* [INSTRUCTIONS FOR THE TASK] Transcribe every row below without changing a single character, one row per line.

* [Records from a collection]
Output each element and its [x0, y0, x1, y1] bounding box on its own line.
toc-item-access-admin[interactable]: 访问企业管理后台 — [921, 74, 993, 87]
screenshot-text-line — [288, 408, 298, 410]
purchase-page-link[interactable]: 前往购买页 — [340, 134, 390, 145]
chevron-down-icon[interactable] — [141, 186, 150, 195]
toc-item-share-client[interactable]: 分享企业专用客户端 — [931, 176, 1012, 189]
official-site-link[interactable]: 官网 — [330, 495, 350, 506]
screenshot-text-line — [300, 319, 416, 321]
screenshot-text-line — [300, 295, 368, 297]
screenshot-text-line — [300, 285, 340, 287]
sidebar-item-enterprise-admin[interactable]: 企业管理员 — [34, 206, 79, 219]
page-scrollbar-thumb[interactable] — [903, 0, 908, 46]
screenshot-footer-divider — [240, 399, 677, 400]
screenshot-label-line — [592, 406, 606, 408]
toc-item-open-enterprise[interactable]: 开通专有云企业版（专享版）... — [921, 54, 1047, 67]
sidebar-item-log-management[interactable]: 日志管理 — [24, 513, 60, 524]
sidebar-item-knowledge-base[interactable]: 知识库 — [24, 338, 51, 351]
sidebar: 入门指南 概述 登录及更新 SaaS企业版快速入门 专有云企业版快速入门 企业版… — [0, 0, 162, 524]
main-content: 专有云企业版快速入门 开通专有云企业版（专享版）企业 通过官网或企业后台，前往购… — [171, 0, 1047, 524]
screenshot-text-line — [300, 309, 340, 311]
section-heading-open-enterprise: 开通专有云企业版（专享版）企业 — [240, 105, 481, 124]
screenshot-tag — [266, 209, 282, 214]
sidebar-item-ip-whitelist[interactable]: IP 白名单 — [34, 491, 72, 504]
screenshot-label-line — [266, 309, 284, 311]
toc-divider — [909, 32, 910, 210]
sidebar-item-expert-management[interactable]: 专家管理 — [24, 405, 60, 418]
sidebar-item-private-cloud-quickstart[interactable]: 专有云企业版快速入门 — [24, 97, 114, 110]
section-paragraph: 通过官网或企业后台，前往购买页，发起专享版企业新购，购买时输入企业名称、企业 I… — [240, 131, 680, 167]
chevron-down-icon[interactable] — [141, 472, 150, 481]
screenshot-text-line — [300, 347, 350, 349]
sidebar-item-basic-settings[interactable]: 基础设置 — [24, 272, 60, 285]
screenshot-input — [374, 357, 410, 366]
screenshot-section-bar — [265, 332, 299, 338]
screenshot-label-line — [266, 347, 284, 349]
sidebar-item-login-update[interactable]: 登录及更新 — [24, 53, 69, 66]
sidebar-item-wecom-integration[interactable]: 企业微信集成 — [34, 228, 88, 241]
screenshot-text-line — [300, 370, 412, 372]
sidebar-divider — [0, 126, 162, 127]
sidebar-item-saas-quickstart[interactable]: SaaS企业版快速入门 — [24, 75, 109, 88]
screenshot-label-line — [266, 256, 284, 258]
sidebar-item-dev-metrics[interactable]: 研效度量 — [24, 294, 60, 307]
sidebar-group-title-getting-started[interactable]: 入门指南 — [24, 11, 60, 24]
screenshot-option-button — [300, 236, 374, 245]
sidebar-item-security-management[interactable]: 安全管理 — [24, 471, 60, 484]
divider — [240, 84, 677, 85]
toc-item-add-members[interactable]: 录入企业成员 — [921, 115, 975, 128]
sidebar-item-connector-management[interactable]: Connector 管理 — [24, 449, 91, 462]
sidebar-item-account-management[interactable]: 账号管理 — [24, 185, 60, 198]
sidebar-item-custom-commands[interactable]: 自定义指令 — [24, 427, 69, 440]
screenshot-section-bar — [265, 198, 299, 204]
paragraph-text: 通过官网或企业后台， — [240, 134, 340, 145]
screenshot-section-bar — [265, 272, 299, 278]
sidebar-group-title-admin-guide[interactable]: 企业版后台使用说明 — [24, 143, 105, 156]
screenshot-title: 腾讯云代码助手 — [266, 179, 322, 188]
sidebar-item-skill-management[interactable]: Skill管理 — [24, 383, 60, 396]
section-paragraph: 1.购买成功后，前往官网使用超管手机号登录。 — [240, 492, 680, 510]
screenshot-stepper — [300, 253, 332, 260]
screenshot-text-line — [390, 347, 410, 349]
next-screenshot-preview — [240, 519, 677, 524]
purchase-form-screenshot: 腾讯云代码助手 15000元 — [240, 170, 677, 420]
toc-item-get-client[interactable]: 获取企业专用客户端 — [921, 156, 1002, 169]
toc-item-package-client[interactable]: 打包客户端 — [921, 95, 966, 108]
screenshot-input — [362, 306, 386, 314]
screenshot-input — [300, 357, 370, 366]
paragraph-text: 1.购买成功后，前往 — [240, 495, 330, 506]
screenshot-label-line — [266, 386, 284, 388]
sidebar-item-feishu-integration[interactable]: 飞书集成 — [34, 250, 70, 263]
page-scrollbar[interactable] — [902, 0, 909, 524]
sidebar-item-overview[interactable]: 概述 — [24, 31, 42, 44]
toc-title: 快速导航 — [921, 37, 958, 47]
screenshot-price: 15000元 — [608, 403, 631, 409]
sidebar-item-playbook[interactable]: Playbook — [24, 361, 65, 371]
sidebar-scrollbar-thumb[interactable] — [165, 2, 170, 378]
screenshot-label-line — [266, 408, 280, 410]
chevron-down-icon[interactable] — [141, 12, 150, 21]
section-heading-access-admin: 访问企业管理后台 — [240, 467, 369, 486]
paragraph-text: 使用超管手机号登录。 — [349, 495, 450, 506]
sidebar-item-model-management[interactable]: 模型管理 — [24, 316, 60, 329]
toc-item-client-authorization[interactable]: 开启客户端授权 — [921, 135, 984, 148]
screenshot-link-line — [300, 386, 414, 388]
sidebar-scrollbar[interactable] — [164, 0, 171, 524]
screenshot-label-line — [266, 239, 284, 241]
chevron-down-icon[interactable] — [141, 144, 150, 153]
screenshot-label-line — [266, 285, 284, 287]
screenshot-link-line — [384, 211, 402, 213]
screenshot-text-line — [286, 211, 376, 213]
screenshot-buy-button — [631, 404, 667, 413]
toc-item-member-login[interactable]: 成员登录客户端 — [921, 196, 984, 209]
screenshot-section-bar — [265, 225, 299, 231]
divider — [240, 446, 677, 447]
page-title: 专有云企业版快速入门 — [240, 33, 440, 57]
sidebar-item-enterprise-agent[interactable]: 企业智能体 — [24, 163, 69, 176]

* [RESPONSE TO THIS TASK]
Output each element and its [x0, y0, x1, y1] bounding box on its own line.
toc-item-access-admin[interactable]: 访问企业管理后台 — [921, 74, 993, 87]
screenshot-text-line — [288, 408, 298, 410]
purchase-page-link[interactable]: 前往购买页 — [340, 134, 390, 145]
chevron-down-icon[interactable] — [141, 186, 150, 195]
toc-item-share-client[interactable]: 分享企业专用客户端 — [931, 176, 1012, 189]
official-site-link[interactable]: 官网 — [330, 495, 350, 506]
screenshot-text-line — [300, 319, 416, 321]
screenshot-text-line — [300, 295, 368, 297]
screenshot-text-line — [300, 285, 340, 287]
sidebar-item-enterprise-admin[interactable]: 企业管理员 — [34, 206, 79, 219]
page-scrollbar-thumb[interactable] — [903, 0, 908, 46]
screenshot-footer-divider — [240, 399, 677, 400]
screenshot-label-line — [592, 406, 606, 408]
toc-item-open-enterprise[interactable]: 开通专有云企业版（专享版）... — [921, 54, 1047, 67]
sidebar-item-log-management[interactable]: 日志管理 — [24, 513, 60, 524]
sidebar-item-knowledge-base[interactable]: 知识库 — [24, 338, 51, 351]
sidebar: 入门指南 概述 登录及更新 SaaS企业版快速入门 专有云企业版快速入门 企业版… — [0, 0, 162, 524]
main-content: 专有云企业版快速入门 开通专有云企业版（专享版）企业 通过官网或企业后台，前往购… — [171, 0, 1047, 524]
screenshot-text-line — [300, 309, 340, 311]
section-heading-open-enterprise: 开通专有云企业版（专享版）企业 — [240, 105, 481, 124]
screenshot-tag — [266, 209, 282, 214]
sidebar-item-ip-whitelist[interactable]: IP 白名单 — [34, 491, 72, 504]
screenshot-label-line — [266, 309, 284, 311]
toc-divider — [909, 32, 910, 210]
sidebar-item-expert-management[interactable]: 专家管理 — [24, 405, 60, 418]
sidebar-item-private-cloud-quickstart[interactable]: 专有云企业版快速入门 — [24, 97, 114, 110]
section-paragraph: 通过官网或企业后台，前往购买页，发起专享版企业新购，购买时输入企业名称、企业 I… — [240, 131, 680, 167]
chevron-down-icon[interactable] — [141, 472, 150, 481]
screenshot-text-line — [300, 347, 350, 349]
sidebar-item-basic-settings[interactable]: 基础设置 — [24, 272, 60, 285]
screenshot-input — [374, 357, 410, 366]
screenshot-section-bar — [265, 332, 299, 338]
screenshot-label-line — [266, 347, 284, 349]
sidebar-item-login-update[interactable]: 登录及更新 — [24, 53, 69, 66]
sidebar-item-wecom-integration[interactable]: 企业微信集成 — [34, 228, 88, 241]
screenshot-text-line — [300, 370, 412, 372]
sidebar-divider — [0, 126, 162, 127]
sidebar-item-saas-quickstart[interactable]: SaaS企业版快速入门 — [24, 75, 109, 88]
screenshot-label-line — [266, 256, 284, 258]
sidebar-item-dev-metrics[interactable]: 研效度量 — [24, 294, 60, 307]
sidebar-group-title-getting-started[interactable]: 入门指南 — [24, 11, 60, 24]
screenshot-option-button — [300, 236, 374, 245]
sidebar-item-security-management[interactable]: 安全管理 — [24, 471, 60, 484]
divider — [240, 84, 677, 85]
toc-item-add-members[interactable]: 录入企业成员 — [921, 115, 975, 128]
sidebar-item-connector-management[interactable]: Connector 管理 — [24, 449, 91, 462]
sidebar-item-account-management[interactable]: 账号管理 — [24, 185, 60, 198]
sidebar-item-custom-commands[interactable]: 自定义指令 — [24, 427, 69, 440]
screenshot-section-bar — [265, 198, 299, 204]
paragraph-text: 通过官网或企业后台， — [240, 134, 340, 145]
screenshot-section-bar — [265, 272, 299, 278]
sidebar-group-title-admin-guide[interactable]: 企业版后台使用说明 — [24, 143, 105, 156]
screenshot-title: 腾讯云代码助手 — [266, 179, 322, 188]
sidebar-item-skill-management[interactable]: Skill管理 — [24, 383, 60, 396]
section-paragraph: 1.购买成功后，前往官网使用超管手机号登录。 — [240, 492, 680, 510]
screenshot-stepper — [300, 253, 332, 260]
screenshot-text-line — [390, 347, 410, 349]
next-screenshot-preview — [240, 519, 677, 524]
purchase-form-screenshot: 腾讯云代码助手 15000元 — [240, 170, 677, 420]
toc-item-get-client[interactable]: 获取企业专用客户端 — [921, 156, 1002, 169]
toc-item-package-client[interactable]: 打包客户端 — [921, 95, 966, 108]
screenshot-input — [362, 306, 386, 314]
screenshot-input — [300, 357, 370, 366]
paragraph-text: 1.购买成功后，前往 — [240, 495, 330, 506]
screenshot-label-line — [266, 386, 284, 388]
sidebar-item-feishu-integration[interactable]: 飞书集成 — [34, 250, 70, 263]
page-scrollbar[interactable] — [902, 0, 909, 524]
sidebar-item-overview[interactable]: 概述 — [24, 31, 42, 44]
toc-title: 快速导航 — [921, 37, 958, 47]
screenshot-price: 15000元 — [608, 403, 631, 409]
sidebar-item-playbook[interactable]: Playbook — [24, 361, 65, 371]
sidebar-scrollbar-thumb[interactable] — [165, 2, 170, 378]
screenshot-label-line — [266, 408, 280, 410]
chevron-down-icon[interactable] — [141, 12, 150, 21]
section-heading-access-admin: 访问企业管理后台 — [240, 467, 369, 486]
paragraph-text: 使用超管手机号登录。 — [349, 495, 450, 506]
sidebar-item-model-management[interactable]: 模型管理 — [24, 316, 60, 329]
toc-item-client-authorization[interactable]: 开启客户端授权 — [921, 135, 984, 148]
screenshot-link-line — [300, 386, 414, 388]
sidebar-scrollbar[interactable] — [164, 0, 171, 524]
screenshot-label-line — [266, 239, 284, 241]
chevron-down-icon[interactable] — [141, 144, 150, 153]
screenshot-label-line — [266, 285, 284, 287]
screenshot-link-line — [384, 211, 402, 213]
screenshot-text-line — [286, 211, 376, 213]
screenshot-buy-button — [631, 404, 667, 413]
toc-item-member-login[interactable]: 成员登录客户端 — [921, 196, 984, 209]
screenshot-section-bar — [265, 225, 299, 231]
divider — [240, 446, 677, 447]
page-title: 专有云企业版快速入门 — [240, 33, 440, 57]
sidebar-item-enterprise-agent[interactable]: 企业智能体 — [24, 163, 69, 176]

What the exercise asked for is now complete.